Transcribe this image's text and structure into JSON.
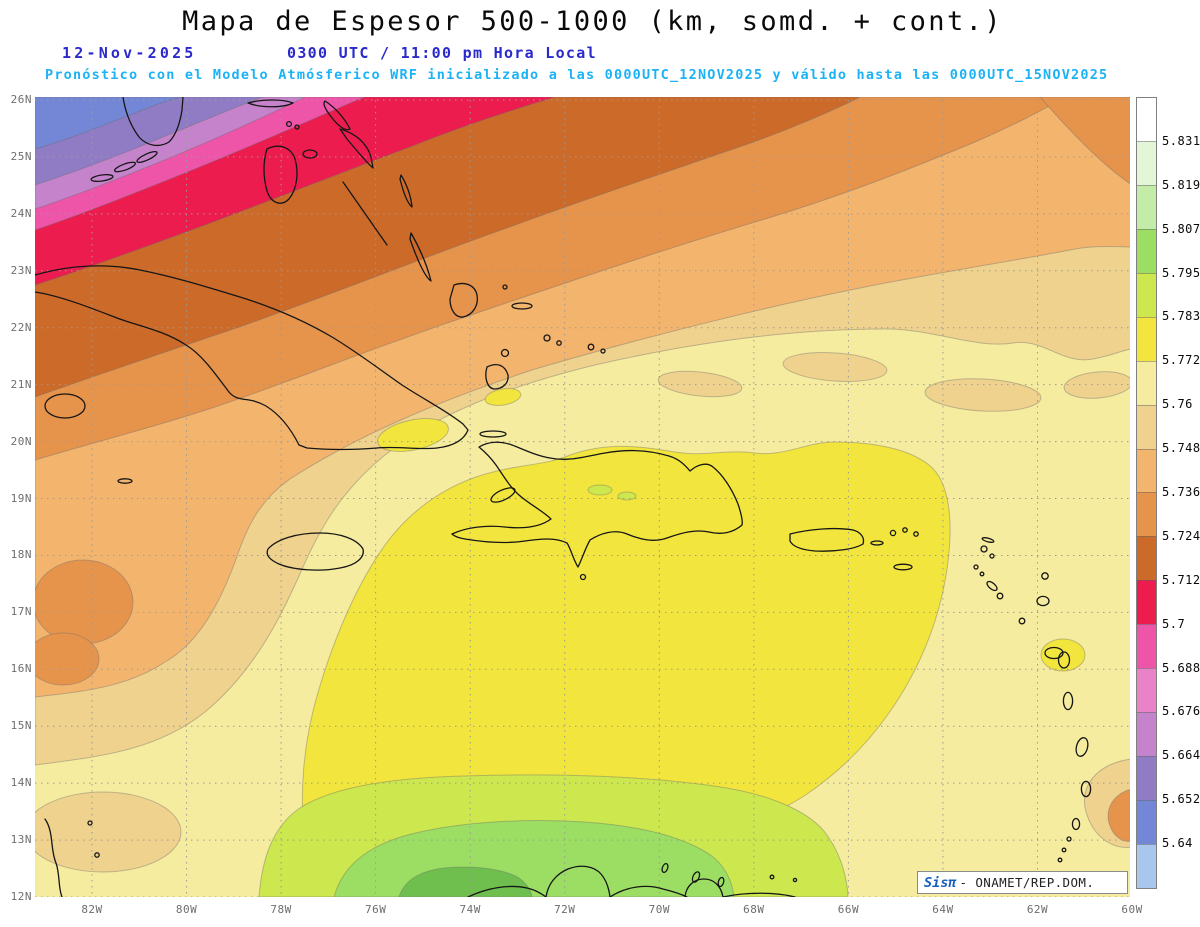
{
  "header": {
    "title": "Mapa de Espesor 500-1000 (km, somd. + cont.)",
    "date": "12-Nov-2025",
    "time": "0300 UTC / 11:00 pm Hora Local",
    "forecast_note": "Pronóstico con el Modelo Atmósferico WRF inicializado a las 0000UTC_12NOV2025 y válido hasta las  0000UTC_15NOV2025"
  },
  "axes": {
    "lat_labels": [
      "26N",
      "25N",
      "24N",
      "23N",
      "22N",
      "21N",
      "20N",
      "19N",
      "18N",
      "17N",
      "16N",
      "15N",
      "14N",
      "13N",
      "12N"
    ],
    "lon_labels": [
      "82W",
      "80W",
      "78W",
      "76W",
      "74W",
      "72W",
      "70W",
      "68W",
      "66W",
      "64W",
      "62W",
      "60W"
    ]
  },
  "colorbar": {
    "segments": [
      {
        "color": "#FFFFFF",
        "label": "5.831"
      },
      {
        "color": "#E3F7D8",
        "label": "5.819"
      },
      {
        "color": "#C3ECA8",
        "label": "5.807"
      },
      {
        "color": "#9CDE63",
        "label": "5.795"
      },
      {
        "color": "#CDE74E",
        "label": "5.783"
      },
      {
        "color": "#F2E63E",
        "label": "5.772"
      },
      {
        "color": "#F6EC9F",
        "label": "5.76"
      },
      {
        "color": "#EFD28E",
        "label": "5.748"
      },
      {
        "color": "#F3B56E",
        "label": "5.736"
      },
      {
        "color": "#E6944C",
        "label": "5.724"
      },
      {
        "color": "#CC6A2A",
        "label": "5.712"
      },
      {
        "color": "#ED1C4F",
        "label": "5.7"
      },
      {
        "color": "#EE55A9",
        "label": "5.688"
      },
      {
        "color": "#EA82C8",
        "label": "5.676"
      },
      {
        "color": "#C583CB",
        "label": "5.664"
      },
      {
        "color": "#8F7CC5",
        "label": "5.652"
      },
      {
        "color": "#7486D6",
        "label": "5.64"
      },
      {
        "color": "#A9C7EC",
        "label": null
      }
    ]
  },
  "credit": {
    "logo": "Sisπ",
    "text": "- ONAMET/REP.DOM."
  },
  "chart_data": {
    "type": "heatmap",
    "title": "Mapa de Espesor 500-1000 (km, somd. + cont.)",
    "variable": "Espesor (thickness) 500-1000 hPa",
    "units": "km",
    "model": "WRF",
    "init": "0000UTC_12NOV2025",
    "valid_until": "0000UTC_15NOV2025",
    "valid_at": "12-Nov-2025 0300 UTC / 11:00 pm Hora Local",
    "lon_range_deg_w": [
      83.2,
      60
    ],
    "lat_range_deg_n": [
      12,
      26
    ],
    "grid": "dashed gray, 2° lon × 1° lat",
    "contour_levels_km": [
      5.64,
      5.652,
      5.664,
      5.676,
      5.688,
      5.7,
      5.712,
      5.724,
      5.736,
      5.748,
      5.76,
      5.772,
      5.783,
      5.795,
      5.807,
      5.819,
      5.831
    ],
    "band_colors": {
      "blue": "#7486D6",
      "purple": "#8F7CC5",
      "orchid": "#C583CB",
      "magenta": "#EE55A9",
      "crimson": "#ED1C4F",
      "brown": "#CC6A2A",
      "orange": "#E6944C",
      "lightOrange": "#F3B56E",
      "tan": "#EFD28E",
      "paleYellow": "#F6EC9F",
      "yellow": "#F2E63E",
      "yellowGreen": "#CDE74E",
      "green": "#9CDE63",
      "darkGreen": "#6FBF4F"
    },
    "pattern": "Thickness increases from NW to S: blue/purple/pink/crimson bands (≈5.64–5.71 km) angle across Florida and the NW Bahamas; brown-orange-tan bands (5.712–5.76) over Cuba and the NW Caribbean; broad pale-yellow field (5.76–5.772) over most of the basin; bright yellow (5.772–5.783) over southern Hispaniola, Puerto Rico and the central-south Caribbean; yellow-green (5.783–5.795) and green (5.795–5.807) along the Venezuela/Colombia coast near 12–13N"
  }
}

================

Aim of the task
Excluding the pictures, reproduce every entry exactly as given.

Solved problem
Transcribe this image's text and structure into JSON.
{
  "header": {
    "title": "Mapa de Espesor 500-1000 (km, somd. + cont.)",
    "date": "12-Nov-2025",
    "time": "0300 UTC / 11:00 pm Hora Local",
    "forecast_note": "Pronóstico con el Modelo Atmósferico WRF inicializado a las 0000UTC_12NOV2025 y válido hasta las  0000UTC_15NOV2025"
  },
  "axes": {
    "lat_labels": [
      "26N",
      "25N",
      "24N",
      "23N",
      "22N",
      "21N",
      "20N",
      "19N",
      "18N",
      "17N",
      "16N",
      "15N",
      "14N",
      "13N",
      "12N"
    ],
    "lon_labels": [
      "82W",
      "80W",
      "78W",
      "76W",
      "74W",
      "72W",
      "70W",
      "68W",
      "66W",
      "64W",
      "62W",
      "60W"
    ]
  },
  "colorbar": {
    "segments": [
      {
        "color": "#FFFFFF",
        "label": "5.831"
      },
      {
        "color": "#E3F7D8",
        "label": "5.819"
      },
      {
        "color": "#C3ECA8",
        "label": "5.807"
      },
      {
        "color": "#9CDE63",
        "label": "5.795"
      },
      {
        "color": "#CDE74E",
        "label": "5.783"
      },
      {
        "color": "#F2E63E",
        "label": "5.772"
      },
      {
        "color": "#F6EC9F",
        "label": "5.76"
      },
      {
        "color": "#EFD28E",
        "label": "5.748"
      },
      {
        "color": "#F3B56E",
        "label": "5.736"
      },
      {
        "color": "#E6944C",
        "label": "5.724"
      },
      {
        "color": "#CC6A2A",
        "label": "5.712"
      },
      {
        "color": "#ED1C4F",
        "label": "5.7"
      },
      {
        "color": "#EE55A9",
        "label": "5.688"
      },
      {
        "color": "#EA82C8",
        "label": "5.676"
      },
      {
        "color": "#C583CB",
        "label": "5.664"
      },
      {
        "color": "#8F7CC5",
        "label": "5.652"
      },
      {
        "color": "#7486D6",
        "label": "5.64"
      },
      {
        "color": "#A9C7EC",
        "label": null
      }
    ]
  },
  "credit": {
    "logo": "Sisπ",
    "text": "- ONAMET/REP.DOM."
  },
  "chart_data": {
    "type": "heatmap",
    "title": "Mapa de Espesor 500-1000 (km, somd. + cont.)",
    "variable": "Espesor (thickness) 500-1000 hPa",
    "units": "km",
    "model": "WRF",
    "init": "0000UTC_12NOV2025",
    "valid_until": "0000UTC_15NOV2025",
    "valid_at": "12-Nov-2025 0300 UTC / 11:00 pm Hora Local",
    "lon_range_deg_w": [
      83.2,
      60
    ],
    "lat_range_deg_n": [
      12,
      26
    ],
    "grid": "dashed gray, 2° lon × 1° lat",
    "contour_levels_km": [
      5.64,
      5.652,
      5.664,
      5.676,
      5.688,
      5.7,
      5.712,
      5.724,
      5.736,
      5.748,
      5.76,
      5.772,
      5.783,
      5.795,
      5.807,
      5.819,
      5.831
    ],
    "band_colors": {
      "blue": "#7486D6",
      "purple": "#8F7CC5",
      "orchid": "#C583CB",
      "magenta": "#EE55A9",
      "crimson": "#ED1C4F",
      "brown": "#CC6A2A",
      "orange": "#E6944C",
      "lightOrange": "#F3B56E",
      "tan": "#EFD28E",
      "paleYellow": "#F6EC9F",
      "yellow": "#F2E63E",
      "yellowGreen": "#CDE74E",
      "green": "#9CDE63",
      "darkGreen": "#6FBF4F"
    },
    "pattern": "Thickness increases from NW to S: blue/purple/pink/crimson bands (≈5.64–5.71 km) angle across Florida and the NW Bahamas; brown-orange-tan bands (5.712–5.76) over Cuba and the NW Caribbean; broad pale-yellow field (5.76–5.772) over most of the basin; bright yellow (5.772–5.783) over southern Hispaniola, Puerto Rico and the central-south Caribbean; yellow-green (5.783–5.795) and green (5.795–5.807) along the Venezuela/Colombia coast near 12–13N"
  }
}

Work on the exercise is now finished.